▶ Stated exercise:
Reproduce the following material exactly, including every line.

------------

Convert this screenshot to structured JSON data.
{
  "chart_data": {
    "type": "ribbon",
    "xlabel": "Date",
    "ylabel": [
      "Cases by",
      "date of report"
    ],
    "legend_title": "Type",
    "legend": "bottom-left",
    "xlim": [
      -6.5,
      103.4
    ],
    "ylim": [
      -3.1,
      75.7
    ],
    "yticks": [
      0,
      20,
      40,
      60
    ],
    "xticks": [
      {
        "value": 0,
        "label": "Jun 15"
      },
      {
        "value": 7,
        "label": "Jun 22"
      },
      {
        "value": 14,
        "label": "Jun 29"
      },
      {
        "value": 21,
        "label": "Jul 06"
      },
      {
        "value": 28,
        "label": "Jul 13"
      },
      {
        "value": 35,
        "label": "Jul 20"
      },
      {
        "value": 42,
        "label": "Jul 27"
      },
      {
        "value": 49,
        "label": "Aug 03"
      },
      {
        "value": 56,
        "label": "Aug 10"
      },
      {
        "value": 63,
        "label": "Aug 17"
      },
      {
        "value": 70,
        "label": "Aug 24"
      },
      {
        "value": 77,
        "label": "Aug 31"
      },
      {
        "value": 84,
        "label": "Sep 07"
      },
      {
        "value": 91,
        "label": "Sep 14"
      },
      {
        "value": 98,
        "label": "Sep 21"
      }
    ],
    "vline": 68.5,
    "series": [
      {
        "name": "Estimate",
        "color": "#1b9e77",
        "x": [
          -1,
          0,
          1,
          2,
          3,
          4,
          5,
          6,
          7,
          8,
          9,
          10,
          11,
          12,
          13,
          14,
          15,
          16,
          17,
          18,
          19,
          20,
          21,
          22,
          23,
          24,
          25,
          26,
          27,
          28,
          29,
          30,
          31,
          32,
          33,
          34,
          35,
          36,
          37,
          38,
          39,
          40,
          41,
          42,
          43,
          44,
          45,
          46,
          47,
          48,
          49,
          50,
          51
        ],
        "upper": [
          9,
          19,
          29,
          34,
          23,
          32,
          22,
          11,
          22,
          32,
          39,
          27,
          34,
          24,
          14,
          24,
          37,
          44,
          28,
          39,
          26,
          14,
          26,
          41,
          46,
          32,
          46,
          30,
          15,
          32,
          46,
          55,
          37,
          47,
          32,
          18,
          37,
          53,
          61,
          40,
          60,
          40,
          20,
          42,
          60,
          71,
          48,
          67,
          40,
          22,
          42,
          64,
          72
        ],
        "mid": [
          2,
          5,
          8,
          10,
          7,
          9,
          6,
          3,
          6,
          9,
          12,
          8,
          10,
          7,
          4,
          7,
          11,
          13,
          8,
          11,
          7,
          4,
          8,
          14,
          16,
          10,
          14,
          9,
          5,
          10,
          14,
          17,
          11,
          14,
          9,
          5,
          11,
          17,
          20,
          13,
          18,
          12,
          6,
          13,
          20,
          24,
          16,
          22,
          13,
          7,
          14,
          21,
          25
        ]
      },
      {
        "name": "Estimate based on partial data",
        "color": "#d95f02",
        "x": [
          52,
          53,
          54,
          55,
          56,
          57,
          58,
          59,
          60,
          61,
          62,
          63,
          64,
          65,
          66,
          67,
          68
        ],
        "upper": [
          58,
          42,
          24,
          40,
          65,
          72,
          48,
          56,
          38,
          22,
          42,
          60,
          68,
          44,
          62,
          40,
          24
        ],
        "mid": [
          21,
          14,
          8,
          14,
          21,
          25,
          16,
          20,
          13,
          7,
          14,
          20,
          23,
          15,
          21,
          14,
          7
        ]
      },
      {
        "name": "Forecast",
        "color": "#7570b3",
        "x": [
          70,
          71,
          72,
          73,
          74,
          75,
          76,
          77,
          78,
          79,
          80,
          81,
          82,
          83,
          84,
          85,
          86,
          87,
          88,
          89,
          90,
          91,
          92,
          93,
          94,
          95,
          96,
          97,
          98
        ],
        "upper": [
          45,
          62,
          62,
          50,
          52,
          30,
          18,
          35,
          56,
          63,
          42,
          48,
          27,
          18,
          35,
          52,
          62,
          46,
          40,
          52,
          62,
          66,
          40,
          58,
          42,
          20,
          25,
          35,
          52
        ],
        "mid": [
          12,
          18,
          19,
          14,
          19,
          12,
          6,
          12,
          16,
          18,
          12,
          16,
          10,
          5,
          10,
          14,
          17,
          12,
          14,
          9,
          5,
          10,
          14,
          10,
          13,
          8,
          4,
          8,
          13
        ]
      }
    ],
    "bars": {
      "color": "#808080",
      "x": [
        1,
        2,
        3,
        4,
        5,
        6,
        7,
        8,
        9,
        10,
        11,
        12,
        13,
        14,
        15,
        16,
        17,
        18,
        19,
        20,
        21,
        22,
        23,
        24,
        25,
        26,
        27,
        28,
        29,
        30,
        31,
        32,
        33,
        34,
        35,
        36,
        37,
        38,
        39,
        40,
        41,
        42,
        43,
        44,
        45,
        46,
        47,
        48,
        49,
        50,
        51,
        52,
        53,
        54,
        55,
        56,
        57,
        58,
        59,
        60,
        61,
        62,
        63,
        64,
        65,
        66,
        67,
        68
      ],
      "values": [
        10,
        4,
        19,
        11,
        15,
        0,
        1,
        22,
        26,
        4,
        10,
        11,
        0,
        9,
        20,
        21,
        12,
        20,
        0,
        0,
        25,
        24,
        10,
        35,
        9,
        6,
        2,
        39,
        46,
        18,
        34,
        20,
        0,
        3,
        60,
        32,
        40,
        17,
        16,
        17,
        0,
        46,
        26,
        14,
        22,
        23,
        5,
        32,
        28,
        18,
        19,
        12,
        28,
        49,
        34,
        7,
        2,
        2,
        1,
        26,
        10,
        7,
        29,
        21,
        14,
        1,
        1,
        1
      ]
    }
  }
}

------------

▶ Response:
Convert this screenshot to structured JSON data.
{
  "chart_data": {
    "type": "ribbon",
    "xlabel": "Date",
    "ylabel": [
      "Cases by",
      "date of report"
    ],
    "legend_title": "Type",
    "legend": "bottom-left",
    "xlim": [
      -6.5,
      103.4
    ],
    "ylim": [
      -3.1,
      75.7
    ],
    "yticks": [
      0,
      20,
      40,
      60
    ],
    "xticks": [
      {
        "value": 0,
        "label": "Jun 15"
      },
      {
        "value": 7,
        "label": "Jun 22"
      },
      {
        "value": 14,
        "label": "Jun 29"
      },
      {
        "value": 21,
        "label": "Jul 06"
      },
      {
        "value": 28,
        "label": "Jul 13"
      },
      {
        "value": 35,
        "label": "Jul 20"
      },
      {
        "value": 42,
        "label": "Jul 27"
      },
      {
        "value": 49,
        "label": "Aug 03"
      },
      {
        "value": 56,
        "label": "Aug 10"
      },
      {
        "value": 63,
        "label": "Aug 17"
      },
      {
        "value": 70,
        "label": "Aug 24"
      },
      {
        "value": 77,
        "label": "Aug 31"
      },
      {
        "value": 84,
        "label": "Sep 07"
      },
      {
        "value": 91,
        "label": "Sep 14"
      },
      {
        "value": 98,
        "label": "Sep 21"
      }
    ],
    "vline": 68.5,
    "series": [
      {
        "name": "Estimate",
        "color": "#1b9e77",
        "x": [
          -1,
          0,
          1,
          2,
          3,
          4,
          5,
          6,
          7,
          8,
          9,
          10,
          11,
          12,
          13,
          14,
          15,
          16,
          17,
          18,
          19,
          20,
          21,
          22,
          23,
          24,
          25,
          26,
          27,
          28,
          29,
          30,
          31,
          32,
          33,
          34,
          35,
          36,
          37,
          38,
          39,
          40,
          41,
          42,
          43,
          44,
          45,
          46,
          47,
          48,
          49,
          50,
          51
        ],
        "upper": [
          9,
          19,
          29,
          34,
          23,
          32,
          22,
          11,
          22,
          32,
          39,
          27,
          34,
          24,
          14,
          24,
          37,
          44,
          28,
          39,
          26,
          14,
          26,
          41,
          46,
          32,
          46,
          30,
          15,
          32,
          46,
          55,
          37,
          47,
          32,
          18,
          37,
          53,
          61,
          40,
          60,
          40,
          20,
          42,
          60,
          71,
          48,
          67,
          40,
          22,
          42,
          64,
          72
        ],
        "mid": [
          2,
          5,
          8,
          10,
          7,
          9,
          6,
          3,
          6,
          9,
          12,
          8,
          10,
          7,
          4,
          7,
          11,
          13,
          8,
          11,
          7,
          4,
          8,
          14,
          16,
          10,
          14,
          9,
          5,
          10,
          14,
          17,
          11,
          14,
          9,
          5,
          11,
          17,
          20,
          13,
          18,
          12,
          6,
          13,
          20,
          24,
          16,
          22,
          13,
          7,
          14,
          21,
          25
        ]
      },
      {
        "name": "Estimate based on partial data",
        "color": "#d95f02",
        "x": [
          52,
          53,
          54,
          55,
          56,
          57,
          58,
          59,
          60,
          61,
          62,
          63,
          64,
          65,
          66,
          67,
          68
        ],
        "upper": [
          58,
          42,
          24,
          40,
          65,
          72,
          48,
          56,
          38,
          22,
          42,
          60,
          68,
          44,
          62,
          40,
          24
        ],
        "mid": [
          21,
          14,
          8,
          14,
          21,
          25,
          16,
          20,
          13,
          7,
          14,
          20,
          23,
          15,
          21,
          14,
          7
        ]
      },
      {
        "name": "Forecast",
        "color": "#7570b3",
        "x": [
          70,
          71,
          72,
          73,
          74,
          75,
          76,
          77,
          78,
          79,
          80,
          81,
          82,
          83,
          84,
          85,
          86,
          87,
          88,
          89,
          90,
          91,
          92,
          93,
          94,
          95,
          96,
          97,
          98
        ],
        "upper": [
          45,
          62,
          62,
          50,
          52,
          30,
          18,
          35,
          56,
          63,
          42,
          48,
          27,
          18,
          35,
          52,
          62,
          46,
          40,
          52,
          62,
          66,
          40,
          58,
          42,
          20,
          25,
          35,
          52
        ],
        "mid": [
          12,
          18,
          19,
          14,
          19,
          12,
          6,
          12,
          16,
          18,
          12,
          16,
          10,
          5,
          10,
          14,
          17,
          12,
          14,
          9,
          5,
          10,
          14,
          10,
          13,
          8,
          4,
          8,
          13
        ]
      }
    ],
    "bars": {
      "color": "#808080",
      "x": [
        1,
        2,
        3,
        4,
        5,
        6,
        7,
        8,
        9,
        10,
        11,
        12,
        13,
        14,
        15,
        16,
        17,
        18,
        19,
        20,
        21,
        22,
        23,
        24,
        25,
        26,
        27,
        28,
        29,
        30,
        31,
        32,
        33,
        34,
        35,
        36,
        37,
        38,
        39,
        40,
        41,
        42,
        43,
        44,
        45,
        46,
        47,
        48,
        49,
        50,
        51,
        52,
        53,
        54,
        55,
        56,
        57,
        58,
        59,
        60,
        61,
        62,
        63,
        64,
        65,
        66,
        67,
        68
      ],
      "values": [
        10,
        4,
        19,
        11,
        15,
        0,
        1,
        22,
        26,
        4,
        10,
        11,
        0,
        9,
        20,
        21,
        12,
        20,
        0,
        0,
        25,
        24,
        10,
        35,
        9,
        6,
        2,
        39,
        46,
        18,
        34,
        20,
        0,
        3,
        60,
        32,
        40,
        17,
        16,
        17,
        0,
        46,
        26,
        14,
        22,
        23,
        5,
        32,
        28,
        18,
        19,
        12,
        28,
        49,
        34,
        7,
        2,
        2,
        1,
        26,
        10,
        7,
        29,
        21,
        14,
        1,
        1,
        1
      ]
    }
  }
}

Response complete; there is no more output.